Entries provided:
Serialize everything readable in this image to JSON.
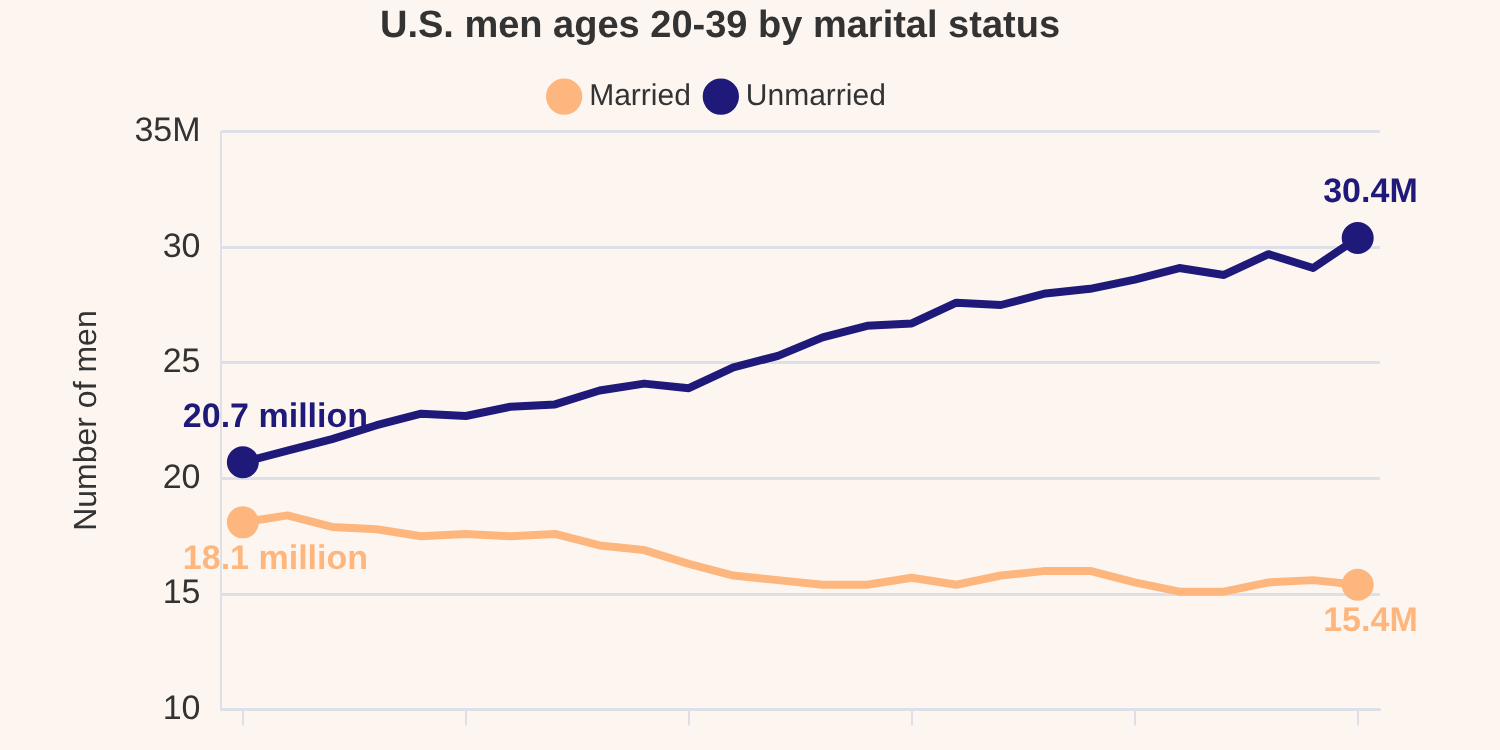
{
  "chart_data": {
    "type": "line",
    "title": "U.S. men ages 20-39 by marital status",
    "ylabel": "Number of men",
    "categories": [
      null,
      null,
      null,
      null,
      null,
      null,
      null,
      null,
      null,
      null,
      null,
      null,
      null,
      null,
      null,
      null,
      null,
      null,
      null,
      null,
      null,
      null,
      null,
      null,
      null,
      null
    ],
    "series": [
      {
        "name": "Married",
        "color": "#fdb67e",
        "values": [
          18.1,
          18.4,
          17.9,
          17.8,
          17.5,
          17.6,
          17.5,
          17.6,
          17.1,
          16.9,
          16.3,
          15.8,
          15.6,
          15.4,
          15.4,
          15.7,
          15.4,
          15.8,
          16.0,
          16.0,
          15.5,
          15.1,
          15.1,
          15.5,
          15.6,
          15.4
        ],
        "value_labels": [
          "18.1 million",
          null,
          null,
          null,
          null,
          null,
          null,
          null,
          null,
          null,
          null,
          null,
          null,
          null,
          null,
          null,
          null,
          null,
          null,
          null,
          null,
          null,
          null,
          null,
          null,
          "15.4M"
        ]
      },
      {
        "name": "Unmarried",
        "color": "#1f1a7a",
        "values": [
          20.7,
          21.2,
          21.7,
          22.3,
          22.8,
          22.7,
          23.1,
          23.2,
          23.8,
          24.1,
          23.9,
          24.8,
          25.3,
          26.1,
          26.6,
          26.7,
          27.6,
          27.5,
          28.0,
          28.2,
          28.6,
          29.1,
          28.8,
          29.7,
          29.1,
          30.4
        ],
        "value_labels": [
          "20.7 million",
          null,
          null,
          null,
          null,
          null,
          null,
          null,
          null,
          null,
          null,
          null,
          null,
          null,
          null,
          null,
          null,
          null,
          null,
          null,
          null,
          null,
          null,
          null,
          null,
          "30.4M"
        ]
      }
    ],
    "ylim": [
      10,
      35
    ],
    "yticks": [
      10,
      15,
      20,
      25,
      30,
      {
        "value": 35,
        "label": "35M"
      }
    ],
    "grid": "y",
    "legend": "top",
    "tick_labels": "y",
    "line_style": "solid"
  }
}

Objective: Output the entries above exactly, without their pictures.

Finished exercise:
Serialize everything readable in this image to JSON.
{
  "chart_data": {
    "type": "line",
    "title": "U.S. men ages 20-39 by marital status",
    "ylabel": "Number of men",
    "categories": [
      null,
      null,
      null,
      null,
      null,
      null,
      null,
      null,
      null,
      null,
      null,
      null,
      null,
      null,
      null,
      null,
      null,
      null,
      null,
      null,
      null,
      null,
      null,
      null,
      null,
      null
    ],
    "series": [
      {
        "name": "Married",
        "color": "#fdb67e",
        "values": [
          18.1,
          18.4,
          17.9,
          17.8,
          17.5,
          17.6,
          17.5,
          17.6,
          17.1,
          16.9,
          16.3,
          15.8,
          15.6,
          15.4,
          15.4,
          15.7,
          15.4,
          15.8,
          16.0,
          16.0,
          15.5,
          15.1,
          15.1,
          15.5,
          15.6,
          15.4
        ],
        "value_labels": [
          "18.1 million",
          null,
          null,
          null,
          null,
          null,
          null,
          null,
          null,
          null,
          null,
          null,
          null,
          null,
          null,
          null,
          null,
          null,
          null,
          null,
          null,
          null,
          null,
          null,
          null,
          "15.4M"
        ]
      },
      {
        "name": "Unmarried",
        "color": "#1f1a7a",
        "values": [
          20.7,
          21.2,
          21.7,
          22.3,
          22.8,
          22.7,
          23.1,
          23.2,
          23.8,
          24.1,
          23.9,
          24.8,
          25.3,
          26.1,
          26.6,
          26.7,
          27.6,
          27.5,
          28.0,
          28.2,
          28.6,
          29.1,
          28.8,
          29.7,
          29.1,
          30.4
        ],
        "value_labels": [
          "20.7 million",
          null,
          null,
          null,
          null,
          null,
          null,
          null,
          null,
          null,
          null,
          null,
          null,
          null,
          null,
          null,
          null,
          null,
          null,
          null,
          null,
          null,
          null,
          null,
          null,
          "30.4M"
        ]
      }
    ],
    "ylim": [
      10,
      35
    ],
    "yticks": [
      10,
      15,
      20,
      25,
      30,
      {
        "value": 35,
        "label": "35M"
      }
    ],
    "grid": "y",
    "legend": "top",
    "tick_labels": "y",
    "line_style": "solid"
  }
}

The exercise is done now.